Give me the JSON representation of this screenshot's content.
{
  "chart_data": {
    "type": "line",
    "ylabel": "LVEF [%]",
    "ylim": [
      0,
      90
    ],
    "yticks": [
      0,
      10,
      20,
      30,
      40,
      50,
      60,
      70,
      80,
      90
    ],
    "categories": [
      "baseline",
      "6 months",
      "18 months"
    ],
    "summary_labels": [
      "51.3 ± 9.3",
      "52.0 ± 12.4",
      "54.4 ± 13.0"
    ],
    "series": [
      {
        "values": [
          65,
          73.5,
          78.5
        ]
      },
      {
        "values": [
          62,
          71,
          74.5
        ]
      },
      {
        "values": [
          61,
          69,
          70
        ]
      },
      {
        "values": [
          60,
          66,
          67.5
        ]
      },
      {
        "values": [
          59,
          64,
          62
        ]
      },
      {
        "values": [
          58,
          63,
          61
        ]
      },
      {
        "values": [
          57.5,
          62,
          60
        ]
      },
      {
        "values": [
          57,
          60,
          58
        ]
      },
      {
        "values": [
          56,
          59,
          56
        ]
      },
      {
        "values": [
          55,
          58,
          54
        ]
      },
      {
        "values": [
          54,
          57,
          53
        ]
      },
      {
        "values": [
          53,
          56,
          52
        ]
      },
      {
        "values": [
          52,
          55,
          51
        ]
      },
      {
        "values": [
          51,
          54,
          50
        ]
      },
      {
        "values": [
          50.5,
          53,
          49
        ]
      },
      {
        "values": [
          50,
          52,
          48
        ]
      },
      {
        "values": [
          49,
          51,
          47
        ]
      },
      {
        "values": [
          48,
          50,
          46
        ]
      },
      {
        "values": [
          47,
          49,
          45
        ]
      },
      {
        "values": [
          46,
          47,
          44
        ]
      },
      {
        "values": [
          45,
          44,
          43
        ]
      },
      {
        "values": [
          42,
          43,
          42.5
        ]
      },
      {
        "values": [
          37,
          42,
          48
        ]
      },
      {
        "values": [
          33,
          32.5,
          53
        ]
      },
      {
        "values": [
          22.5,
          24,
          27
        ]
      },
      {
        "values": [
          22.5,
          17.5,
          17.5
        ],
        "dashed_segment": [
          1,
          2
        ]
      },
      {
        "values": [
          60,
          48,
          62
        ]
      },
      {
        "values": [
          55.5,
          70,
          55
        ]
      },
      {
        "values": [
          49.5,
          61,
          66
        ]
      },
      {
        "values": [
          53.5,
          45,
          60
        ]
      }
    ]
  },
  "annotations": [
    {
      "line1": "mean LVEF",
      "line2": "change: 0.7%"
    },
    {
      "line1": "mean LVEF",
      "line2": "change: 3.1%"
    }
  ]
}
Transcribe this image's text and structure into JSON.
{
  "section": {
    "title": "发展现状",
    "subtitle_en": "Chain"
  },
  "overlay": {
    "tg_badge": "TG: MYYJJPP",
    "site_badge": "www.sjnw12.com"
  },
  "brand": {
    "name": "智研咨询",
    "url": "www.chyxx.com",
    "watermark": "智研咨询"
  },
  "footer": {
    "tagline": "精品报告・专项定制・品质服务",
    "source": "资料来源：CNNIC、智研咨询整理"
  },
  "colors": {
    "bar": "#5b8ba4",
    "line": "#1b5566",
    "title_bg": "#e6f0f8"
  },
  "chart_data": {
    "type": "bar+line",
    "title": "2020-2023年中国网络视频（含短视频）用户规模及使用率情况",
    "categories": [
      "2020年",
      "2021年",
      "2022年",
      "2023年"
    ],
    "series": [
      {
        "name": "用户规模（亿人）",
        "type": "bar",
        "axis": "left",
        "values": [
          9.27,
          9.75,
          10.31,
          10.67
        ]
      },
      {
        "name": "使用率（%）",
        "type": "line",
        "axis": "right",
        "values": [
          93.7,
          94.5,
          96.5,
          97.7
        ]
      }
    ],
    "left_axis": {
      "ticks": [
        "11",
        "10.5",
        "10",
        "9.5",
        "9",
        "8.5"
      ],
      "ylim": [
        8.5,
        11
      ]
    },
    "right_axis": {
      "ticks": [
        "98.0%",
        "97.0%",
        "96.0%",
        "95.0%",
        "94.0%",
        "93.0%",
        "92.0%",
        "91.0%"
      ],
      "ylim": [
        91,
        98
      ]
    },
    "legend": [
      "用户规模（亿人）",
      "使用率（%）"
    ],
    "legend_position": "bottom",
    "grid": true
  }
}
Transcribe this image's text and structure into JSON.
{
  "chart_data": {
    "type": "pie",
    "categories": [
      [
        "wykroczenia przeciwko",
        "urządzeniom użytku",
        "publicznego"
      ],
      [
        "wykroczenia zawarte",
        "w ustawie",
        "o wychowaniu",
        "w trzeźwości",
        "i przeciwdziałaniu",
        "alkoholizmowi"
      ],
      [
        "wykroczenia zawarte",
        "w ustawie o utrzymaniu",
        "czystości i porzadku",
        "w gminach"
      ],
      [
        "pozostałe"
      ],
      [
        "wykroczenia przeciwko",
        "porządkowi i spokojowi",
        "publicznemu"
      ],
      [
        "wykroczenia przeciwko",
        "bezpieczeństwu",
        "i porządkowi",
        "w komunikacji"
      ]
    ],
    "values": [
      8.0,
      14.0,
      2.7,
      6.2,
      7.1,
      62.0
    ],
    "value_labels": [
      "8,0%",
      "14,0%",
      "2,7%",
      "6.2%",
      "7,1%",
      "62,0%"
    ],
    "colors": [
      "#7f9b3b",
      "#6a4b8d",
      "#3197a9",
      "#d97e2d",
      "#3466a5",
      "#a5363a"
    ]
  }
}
============================================================
▸ **Stated problem**
Transcribe the material exactly as it reads.

▸ **Exercise response**
Give me the JSON representation of this screenshot's content.
{
  "chart_data": {
    "type": "line",
    "ylabel": "LVEF [%]",
    "ylim": [
      0,
      90
    ],
    "yticks": [
      0,
      10,
      20,
      30,
      40,
      50,
      60,
      70,
      80,
      90
    ],
    "categories": [
      "baseline",
      "6 months",
      "18 months"
    ],
    "summary_labels": [
      "51.3 ± 9.3",
      "52.0 ± 12.4",
      "54.4 ± 13.0"
    ],
    "series": [
      {
        "values": [
          65,
          73.5,
          78.5
        ]
      },
      {
        "values": [
          62,
          71,
          74.5
        ]
      },
      {
        "values": [
          61,
          69,
          70
        ]
      },
      {
        "values": [
          60,
          66,
          67.5
        ]
      },
      {
        "values": [
          59,
          64,
          62
        ]
      },
      {
        "values": [
          58,
          63,
          61
        ]
      },
      {
        "values": [
          57.5,
          62,
          60
        ]
      },
      {
        "values": [
          57,
          60,
          58
        ]
      },
      {
        "values": [
          56,
          59,
          56
        ]
      },
      {
        "values": [
          55,
          58,
          54
        ]
      },
      {
        "values": [
          54,
          57,
          53
        ]
      },
      {
        "values": [
          53,
          56,
          52
        ]
      },
      {
        "values": [
          52,
          55,
          51
        ]
      },
      {
        "values": [
          51,
          54,
          50
        ]
      },
      {
        "values": [
          50.5,
          53,
          49
        ]
      },
      {
        "values": [
          50,
          52,
          48
        ]
      },
      {
        "values": [
          49,
          51,
          47
        ]
      },
      {
        "values": [
          48,
          50,
          46
        ]
      },
      {
        "values": [
          47,
          49,
          45
        ]
      },
      {
        "values": [
          46,
          47,
          44
        ]
      },
      {
        "values": [
          45,
          44,
          43
        ]
      },
      {
        "values": [
          42,
          43,
          42.5
        ]
      },
      {
        "values": [
          37,
          42,
          48
        ]
      },
      {
        "values": [
          33,
          32.5,
          53
        ]
      },
      {
        "values": [
          22.5,
          24,
          27
        ]
      },
      {
        "values": [
          22.5,
          17.5,
          17.5
        ],
        "dashed_segment": [
          1,
          2
        ]
      },
      {
        "values": [
          60,
          48,
          62
        ]
      },
      {
        "values": [
          55.5,
          70,
          55
        ]
      },
      {
        "values": [
          49.5,
          61,
          66
        ]
      },
      {
        "values": [
          53.5,
          45,
          60
        ]
      }
    ]
  },
  "annotations": [
    {
      "line1": "mean LVEF",
      "line2": "change: 0.7%"
    },
    {
      "line1": "mean LVEF",
      "line2": "change: 3.1%"
    }
  ]
}
Transcribe this image's text and structure into JSON.
{
  "section": {
    "title": "发展现状",
    "subtitle_en": "Chain"
  },
  "overlay": {
    "tg_badge": "TG: MYYJJPP",
    "site_badge": "www.sjnw12.com"
  },
  "brand": {
    "name": "智研咨询",
    "url": "www.chyxx.com",
    "watermark": "智研咨询"
  },
  "footer": {
    "tagline": "精品报告・专项定制・品质服务",
    "source": "资料来源：CNNIC、智研咨询整理"
  },
  "colors": {
    "bar": "#5b8ba4",
    "line": "#1b5566",
    "title_bg": "#e6f0f8"
  },
  "chart_data": {
    "type": "bar+line",
    "title": "2020-2023年中国网络视频（含短视频）用户规模及使用率情况",
    "categories": [
      "2020年",
      "2021年",
      "2022年",
      "2023年"
    ],
    "series": [
      {
        "name": "用户规模（亿人）",
        "type": "bar",
        "axis": "left",
        "values": [
          9.27,
          9.75,
          10.31,
          10.67
        ]
      },
      {
        "name": "使用率（%）",
        "type": "line",
        "axis": "right",
        "values": [
          93.7,
          94.5,
          96.5,
          97.7
        ]
      }
    ],
    "left_axis": {
      "ticks": [
        "11",
        "10.5",
        "10",
        "9.5",
        "9",
        "8.5"
      ],
      "ylim": [
        8.5,
        11
      ]
    },
    "right_axis": {
      "ticks": [
        "98.0%",
        "97.0%",
        "96.0%",
        "95.0%",
        "94.0%",
        "93.0%",
        "92.0%",
        "91.0%"
      ],
      "ylim": [
        91,
        98
      ]
    },
    "legend": [
      "用户规模（亿人）",
      "使用率（%）"
    ],
    "legend_position": "bottom",
    "grid": true
  }
}
Transcribe this image's text and structure into JSON.
{
  "chart_data": {
    "type": "pie",
    "categories": [
      [
        "wykroczenia przeciwko",
        "urządzeniom użytku",
        "publicznego"
      ],
      [
        "wykroczenia zawarte",
        "w ustawie",
        "o wychowaniu",
        "w trzeźwości",
        "i przeciwdziałaniu",
        "alkoholizmowi"
      ],
      [
        "wykroczenia zawarte",
        "w ustawie o utrzymaniu",
        "czystości i porzadku",
        "w gminach"
      ],
      [
        "pozostałe"
      ],
      [
        "wykroczenia przeciwko",
        "porządkowi i spokojowi",
        "publicznemu"
      ],
      [
        "wykroczenia przeciwko",
        "bezpieczeństwu",
        "i porządkowi",
        "w komunikacji"
      ]
    ],
    "values": [
      8.0,
      14.0,
      2.7,
      6.2,
      7.1,
      62.0
    ],
    "value_labels": [
      "8,0%",
      "14,0%",
      "2,7%",
      "6.2%",
      "7,1%",
      "62,0%"
    ],
    "colors": [
      "#7f9b3b",
      "#6a4b8d",
      "#3197a9",
      "#d97e2d",
      "#3466a5",
      "#a5363a"
    ]
  }
}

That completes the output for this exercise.